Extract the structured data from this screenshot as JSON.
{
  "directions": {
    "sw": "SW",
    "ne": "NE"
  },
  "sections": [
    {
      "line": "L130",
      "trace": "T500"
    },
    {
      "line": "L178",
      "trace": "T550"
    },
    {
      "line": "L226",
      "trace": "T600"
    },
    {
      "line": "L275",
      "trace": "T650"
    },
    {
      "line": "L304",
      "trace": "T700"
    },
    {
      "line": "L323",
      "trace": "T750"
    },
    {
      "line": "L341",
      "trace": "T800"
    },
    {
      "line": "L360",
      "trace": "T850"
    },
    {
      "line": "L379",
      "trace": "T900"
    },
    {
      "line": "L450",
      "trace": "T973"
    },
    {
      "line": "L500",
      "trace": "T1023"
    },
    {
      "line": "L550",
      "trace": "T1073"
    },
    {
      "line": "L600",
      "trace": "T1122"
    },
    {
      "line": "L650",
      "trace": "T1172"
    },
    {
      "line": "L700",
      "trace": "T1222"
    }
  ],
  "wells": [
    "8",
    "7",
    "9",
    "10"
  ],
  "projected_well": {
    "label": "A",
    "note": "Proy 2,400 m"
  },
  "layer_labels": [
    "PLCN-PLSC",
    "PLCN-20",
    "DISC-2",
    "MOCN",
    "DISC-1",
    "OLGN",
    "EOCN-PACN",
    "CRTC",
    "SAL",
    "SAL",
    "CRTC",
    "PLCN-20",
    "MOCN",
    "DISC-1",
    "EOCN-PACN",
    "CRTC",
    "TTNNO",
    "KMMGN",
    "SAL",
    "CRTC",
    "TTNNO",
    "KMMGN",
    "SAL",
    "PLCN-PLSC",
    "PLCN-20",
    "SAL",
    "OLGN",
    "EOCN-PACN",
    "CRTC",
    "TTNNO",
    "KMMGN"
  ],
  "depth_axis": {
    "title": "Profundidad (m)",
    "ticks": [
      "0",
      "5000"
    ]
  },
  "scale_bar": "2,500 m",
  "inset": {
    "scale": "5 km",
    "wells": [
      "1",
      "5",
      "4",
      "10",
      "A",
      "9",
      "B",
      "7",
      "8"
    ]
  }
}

+++

▶ [Task requirements] Return each entry from the material above exactly as it appears.

▶ [Correct answer]
Extract the structured data from this screenshot as JSON.
{
  "directions": {
    "sw": "SW",
    "ne": "NE"
  },
  "sections": [
    {
      "line": "L130",
      "trace": "T500"
    },
    {
      "line": "L178",
      "trace": "T550"
    },
    {
      "line": "L226",
      "trace": "T600"
    },
    {
      "line": "L275",
      "trace": "T650"
    },
    {
      "line": "L304",
      "trace": "T700"
    },
    {
      "line": "L323",
      "trace": "T750"
    },
    {
      "line": "L341",
      "trace": "T800"
    },
    {
      "line": "L360",
      "trace": "T850"
    },
    {
      "line": "L379",
      "trace": "T900"
    },
    {
      "line": "L450",
      "trace": "T973"
    },
    {
      "line": "L500",
      "trace": "T1023"
    },
    {
      "line": "L550",
      "trace": "T1073"
    },
    {
      "line": "L600",
      "trace": "T1122"
    },
    {
      "line": "L650",
      "trace": "T1172"
    },
    {
      "line": "L700",
      "trace": "T1222"
    }
  ],
  "wells": [
    "8",
    "7",
    "9",
    "10"
  ],
  "projected_well": {
    "label": "A",
    "note": "Proy 2,400 m"
  },
  "layer_labels": [
    "PLCN-PLSC",
    "PLCN-20",
    "DISC-2",
    "MOCN",
    "DISC-1",
    "OLGN",
    "EOCN-PACN",
    "CRTC",
    "SAL",
    "SAL",
    "CRTC",
    "PLCN-20",
    "MOCN",
    "DISC-1",
    "EOCN-PACN",
    "CRTC",
    "TTNNO",
    "KMMGN",
    "SAL",
    "CRTC",
    "TTNNO",
    "KMMGN",
    "SAL",
    "PLCN-PLSC",
    "PLCN-20",
    "SAL",
    "OLGN",
    "EOCN-PACN",
    "CRTC",
    "TTNNO",
    "KMMGN"
  ],
  "depth_axis": {
    "title": "Profundidad (m)",
    "ticks": [
      "0",
      "5000"
    ]
  },
  "scale_bar": "2,500 m",
  "inset": {
    "scale": "5 km",
    "wells": [
      "1",
      "5",
      "4",
      "10",
      "A",
      "9",
      "B",
      "7",
      "8"
    ]
  }
}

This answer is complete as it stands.